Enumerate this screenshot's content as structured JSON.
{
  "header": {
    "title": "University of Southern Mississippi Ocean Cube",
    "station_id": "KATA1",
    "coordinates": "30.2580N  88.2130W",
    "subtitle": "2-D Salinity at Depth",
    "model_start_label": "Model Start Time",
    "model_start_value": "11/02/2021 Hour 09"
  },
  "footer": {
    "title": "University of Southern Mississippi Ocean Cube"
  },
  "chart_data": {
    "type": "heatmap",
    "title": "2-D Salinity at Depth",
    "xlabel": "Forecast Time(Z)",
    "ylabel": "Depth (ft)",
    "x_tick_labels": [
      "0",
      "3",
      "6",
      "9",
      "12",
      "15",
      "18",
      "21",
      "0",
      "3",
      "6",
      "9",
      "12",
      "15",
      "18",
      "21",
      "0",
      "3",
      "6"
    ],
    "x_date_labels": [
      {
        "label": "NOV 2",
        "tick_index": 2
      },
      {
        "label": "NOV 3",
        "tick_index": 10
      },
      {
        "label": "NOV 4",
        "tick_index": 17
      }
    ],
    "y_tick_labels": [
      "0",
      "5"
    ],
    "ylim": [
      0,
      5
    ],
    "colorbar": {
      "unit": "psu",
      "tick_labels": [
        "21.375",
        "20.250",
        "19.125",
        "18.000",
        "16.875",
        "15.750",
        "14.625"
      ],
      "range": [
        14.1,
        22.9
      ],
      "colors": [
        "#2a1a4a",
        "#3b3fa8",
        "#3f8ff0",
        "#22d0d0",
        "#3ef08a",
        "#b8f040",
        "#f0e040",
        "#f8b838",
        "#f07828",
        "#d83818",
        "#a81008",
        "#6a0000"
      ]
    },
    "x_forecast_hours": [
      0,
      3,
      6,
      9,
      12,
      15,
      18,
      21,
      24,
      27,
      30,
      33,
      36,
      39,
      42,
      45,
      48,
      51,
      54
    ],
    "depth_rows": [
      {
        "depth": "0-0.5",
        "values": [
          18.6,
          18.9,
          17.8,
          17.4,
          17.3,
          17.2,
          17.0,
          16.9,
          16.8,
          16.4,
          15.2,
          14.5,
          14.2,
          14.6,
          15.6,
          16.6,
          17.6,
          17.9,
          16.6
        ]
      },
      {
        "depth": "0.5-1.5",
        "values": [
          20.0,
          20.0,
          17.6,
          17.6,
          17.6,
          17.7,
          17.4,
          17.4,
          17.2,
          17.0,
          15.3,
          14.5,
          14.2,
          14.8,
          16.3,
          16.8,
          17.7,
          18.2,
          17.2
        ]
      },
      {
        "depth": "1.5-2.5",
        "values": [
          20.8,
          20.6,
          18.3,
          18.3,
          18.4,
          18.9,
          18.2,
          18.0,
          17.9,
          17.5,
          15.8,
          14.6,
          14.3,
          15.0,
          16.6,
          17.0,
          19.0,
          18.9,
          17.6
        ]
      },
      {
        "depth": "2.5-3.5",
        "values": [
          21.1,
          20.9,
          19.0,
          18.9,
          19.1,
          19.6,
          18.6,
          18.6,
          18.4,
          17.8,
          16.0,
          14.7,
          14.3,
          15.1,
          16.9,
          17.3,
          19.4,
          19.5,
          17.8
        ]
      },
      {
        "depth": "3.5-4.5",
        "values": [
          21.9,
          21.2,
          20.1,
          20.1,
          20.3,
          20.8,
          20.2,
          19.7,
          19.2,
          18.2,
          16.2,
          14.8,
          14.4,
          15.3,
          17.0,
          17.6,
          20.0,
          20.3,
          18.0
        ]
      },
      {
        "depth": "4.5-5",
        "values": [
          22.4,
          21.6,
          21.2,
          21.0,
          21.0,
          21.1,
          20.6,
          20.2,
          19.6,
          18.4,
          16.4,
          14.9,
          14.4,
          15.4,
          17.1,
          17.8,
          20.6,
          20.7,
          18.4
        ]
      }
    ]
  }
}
=-=-=
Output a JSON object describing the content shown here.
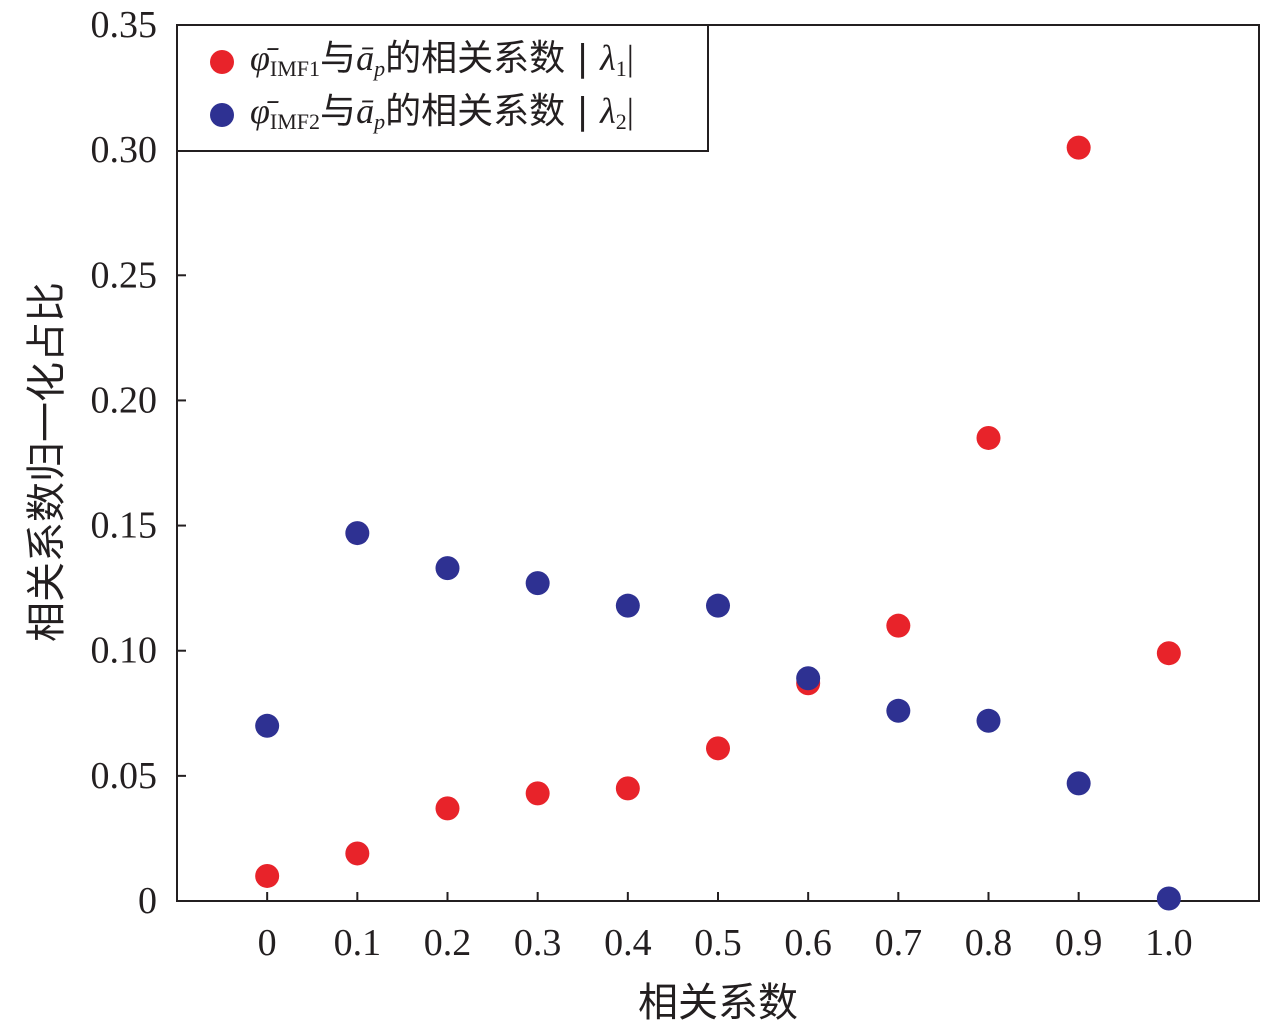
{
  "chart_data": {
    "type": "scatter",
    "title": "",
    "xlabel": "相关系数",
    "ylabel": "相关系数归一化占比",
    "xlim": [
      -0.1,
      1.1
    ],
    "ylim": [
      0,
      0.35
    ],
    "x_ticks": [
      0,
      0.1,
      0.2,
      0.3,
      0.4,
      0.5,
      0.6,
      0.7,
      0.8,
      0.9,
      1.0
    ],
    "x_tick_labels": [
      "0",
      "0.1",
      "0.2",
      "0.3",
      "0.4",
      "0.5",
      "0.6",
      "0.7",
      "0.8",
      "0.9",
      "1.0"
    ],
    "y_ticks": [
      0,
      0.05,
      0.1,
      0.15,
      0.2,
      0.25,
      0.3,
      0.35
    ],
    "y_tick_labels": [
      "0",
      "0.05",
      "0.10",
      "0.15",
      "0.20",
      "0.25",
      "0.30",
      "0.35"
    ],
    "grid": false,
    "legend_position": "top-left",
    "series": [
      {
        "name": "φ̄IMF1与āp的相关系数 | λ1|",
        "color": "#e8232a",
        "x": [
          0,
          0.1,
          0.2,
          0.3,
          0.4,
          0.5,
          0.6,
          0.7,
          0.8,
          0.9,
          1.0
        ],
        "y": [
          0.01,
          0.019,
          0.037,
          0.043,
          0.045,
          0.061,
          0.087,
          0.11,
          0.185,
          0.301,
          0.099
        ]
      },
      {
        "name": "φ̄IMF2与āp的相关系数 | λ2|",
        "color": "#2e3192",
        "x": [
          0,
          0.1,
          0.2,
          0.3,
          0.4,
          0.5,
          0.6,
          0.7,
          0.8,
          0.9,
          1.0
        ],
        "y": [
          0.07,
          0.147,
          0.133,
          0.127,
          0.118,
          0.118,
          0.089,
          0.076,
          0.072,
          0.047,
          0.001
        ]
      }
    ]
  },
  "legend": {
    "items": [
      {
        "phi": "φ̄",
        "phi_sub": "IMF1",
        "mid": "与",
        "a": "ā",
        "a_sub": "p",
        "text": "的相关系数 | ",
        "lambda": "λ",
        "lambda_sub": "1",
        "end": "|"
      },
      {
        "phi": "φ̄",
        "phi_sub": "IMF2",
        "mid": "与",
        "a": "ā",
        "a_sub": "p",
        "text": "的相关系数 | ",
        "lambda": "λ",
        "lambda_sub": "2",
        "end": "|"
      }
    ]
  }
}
=-=-=
Look through the entries above and report the number of lines that contain "Ocean". Write only the number.

* **Result of this exercise**:
2